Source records
** start **

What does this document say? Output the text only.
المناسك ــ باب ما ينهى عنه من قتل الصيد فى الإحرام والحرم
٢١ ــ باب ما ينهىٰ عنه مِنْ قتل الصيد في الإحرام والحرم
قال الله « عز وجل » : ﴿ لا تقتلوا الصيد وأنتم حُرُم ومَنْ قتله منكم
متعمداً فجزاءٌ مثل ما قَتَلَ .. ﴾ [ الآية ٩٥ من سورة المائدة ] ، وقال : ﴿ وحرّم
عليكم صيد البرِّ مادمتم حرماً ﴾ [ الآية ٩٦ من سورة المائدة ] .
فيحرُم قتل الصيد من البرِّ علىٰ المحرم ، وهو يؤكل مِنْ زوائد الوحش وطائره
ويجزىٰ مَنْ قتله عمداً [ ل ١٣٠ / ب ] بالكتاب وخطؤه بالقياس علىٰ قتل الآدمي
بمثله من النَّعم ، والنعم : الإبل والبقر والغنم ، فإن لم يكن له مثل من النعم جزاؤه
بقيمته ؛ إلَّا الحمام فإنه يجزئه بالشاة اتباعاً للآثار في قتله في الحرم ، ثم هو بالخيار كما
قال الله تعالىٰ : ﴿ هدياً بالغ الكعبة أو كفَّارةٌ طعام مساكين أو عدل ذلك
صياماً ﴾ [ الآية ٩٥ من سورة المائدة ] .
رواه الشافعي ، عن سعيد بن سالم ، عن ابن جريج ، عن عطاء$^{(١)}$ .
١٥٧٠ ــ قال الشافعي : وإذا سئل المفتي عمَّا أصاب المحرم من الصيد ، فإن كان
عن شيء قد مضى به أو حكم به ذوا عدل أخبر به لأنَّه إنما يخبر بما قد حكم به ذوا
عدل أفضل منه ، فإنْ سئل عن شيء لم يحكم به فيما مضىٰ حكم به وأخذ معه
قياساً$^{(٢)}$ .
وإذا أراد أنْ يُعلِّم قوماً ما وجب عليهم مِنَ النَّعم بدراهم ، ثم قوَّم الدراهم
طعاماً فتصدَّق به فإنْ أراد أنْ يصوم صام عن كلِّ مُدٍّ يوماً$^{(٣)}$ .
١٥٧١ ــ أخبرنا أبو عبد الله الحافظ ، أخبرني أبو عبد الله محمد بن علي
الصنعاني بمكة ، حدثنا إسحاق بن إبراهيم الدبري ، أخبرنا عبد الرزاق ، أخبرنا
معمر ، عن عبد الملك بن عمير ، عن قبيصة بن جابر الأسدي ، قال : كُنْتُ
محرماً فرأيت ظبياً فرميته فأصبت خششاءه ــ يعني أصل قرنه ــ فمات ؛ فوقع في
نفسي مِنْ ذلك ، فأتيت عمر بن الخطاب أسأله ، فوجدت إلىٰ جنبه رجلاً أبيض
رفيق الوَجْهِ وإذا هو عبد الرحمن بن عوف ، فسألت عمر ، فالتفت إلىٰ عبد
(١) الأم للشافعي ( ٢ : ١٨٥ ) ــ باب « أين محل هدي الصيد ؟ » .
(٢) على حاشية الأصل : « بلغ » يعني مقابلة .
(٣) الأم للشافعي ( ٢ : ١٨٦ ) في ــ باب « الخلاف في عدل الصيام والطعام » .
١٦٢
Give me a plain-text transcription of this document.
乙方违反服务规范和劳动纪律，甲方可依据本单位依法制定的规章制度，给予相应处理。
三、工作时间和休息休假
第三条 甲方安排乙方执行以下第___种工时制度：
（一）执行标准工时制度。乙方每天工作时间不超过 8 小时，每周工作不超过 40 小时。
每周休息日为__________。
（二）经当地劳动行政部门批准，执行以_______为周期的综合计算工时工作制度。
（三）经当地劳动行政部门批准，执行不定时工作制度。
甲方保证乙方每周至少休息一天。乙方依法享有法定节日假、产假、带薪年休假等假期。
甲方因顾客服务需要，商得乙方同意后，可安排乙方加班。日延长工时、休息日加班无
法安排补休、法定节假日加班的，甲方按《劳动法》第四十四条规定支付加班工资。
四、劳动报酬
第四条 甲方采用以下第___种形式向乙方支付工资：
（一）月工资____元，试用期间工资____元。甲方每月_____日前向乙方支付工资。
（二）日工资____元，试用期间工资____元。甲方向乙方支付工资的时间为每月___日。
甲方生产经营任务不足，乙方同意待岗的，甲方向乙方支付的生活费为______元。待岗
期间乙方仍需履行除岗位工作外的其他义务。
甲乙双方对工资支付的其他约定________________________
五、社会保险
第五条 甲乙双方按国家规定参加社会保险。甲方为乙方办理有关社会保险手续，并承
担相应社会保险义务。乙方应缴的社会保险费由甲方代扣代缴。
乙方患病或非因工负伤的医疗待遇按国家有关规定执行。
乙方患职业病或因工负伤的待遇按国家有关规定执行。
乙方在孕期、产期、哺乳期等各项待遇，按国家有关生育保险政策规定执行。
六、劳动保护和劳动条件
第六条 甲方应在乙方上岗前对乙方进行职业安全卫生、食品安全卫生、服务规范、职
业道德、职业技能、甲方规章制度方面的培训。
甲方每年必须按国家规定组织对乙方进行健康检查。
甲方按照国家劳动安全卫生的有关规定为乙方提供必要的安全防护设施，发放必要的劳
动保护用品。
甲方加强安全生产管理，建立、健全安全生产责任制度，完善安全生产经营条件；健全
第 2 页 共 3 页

** end **

Starting with the line that contains "Give me a plain-text", repeat each line through the last one exactly as it appears. Include both ends and nothing more.

Give me a plain-text transcription of this document.
乙方违反服务规范和劳动纪律，甲方可依据本单位依法制定的规章制度，给予相应处理。
三、工作时间和休息休假
第三条 甲方安排乙方执行以下第___种工时制度：
（一）执行标准工时制度。乙方每天工作时间不超过 8 小时，每周工作不超过 40 小时。
每周休息日为__________。
（二）经当地劳动行政部门批准，执行以_______为周期的综合计算工时工作制度。
（三）经当地劳动行政部门批准，执行不定时工作制度。
甲方保证乙方每周至少休息一天。乙方依法享有法定节日假、产假、带薪年休假等假期。
甲方因顾客服务需要，商得乙方同意后，可安排乙方加班。日延长工时、休息日加班无
法安排补休、法定节假日加班的，甲方按《劳动法》第四十四条规定支付加班工资。
四、劳动报酬
第四条 甲方采用以下第___种形式向乙方支付工资：
（一）月工资____元，试用期间工资____元。甲方每月_____日前向乙方支付工资。
（二）日工资____元，试用期间工资____元。甲方向乙方支付工资的时间为每月___日。
甲方生产经营任务不足，乙方同意待岗的，甲方向乙方支付的生活费为______元。待岗
期间乙方仍需履行除岗位工作外的其他义务。
甲乙双方对工资支付的其他约定________________________
五、社会保险
第五条 甲乙双方按国家规定参加社会保险。甲方为乙方办理有关社会保险手续，并承
担相应社会保险义务。乙方应缴的社会保险费由甲方代扣代缴。
乙方患病或非因工负伤的医疗待遇按国家有关规定执行。
乙方患职业病或因工负伤的待遇按国家有关规定执行。
乙方在孕期、产期、哺乳期等各项待遇，按国家有关生育保险政策规定执行。
六、劳动保护和劳动条件
第六条 甲方应在乙方上岗前对乙方进行职业安全卫生、食品安全卫生、服务规范、职
业道德、职业技能、甲方规章制度方面的培训。
甲方每年必须按国家规定组织对乙方进行健康检查。
甲方按照国家劳动安全卫生的有关规定为乙方提供必要的安全防护设施，发放必要的劳
动保护用品。
甲方加强安全生产管理，建立、健全安全生产责任制度，完善安全生产经营条件；健全
第 2 页 共 3 页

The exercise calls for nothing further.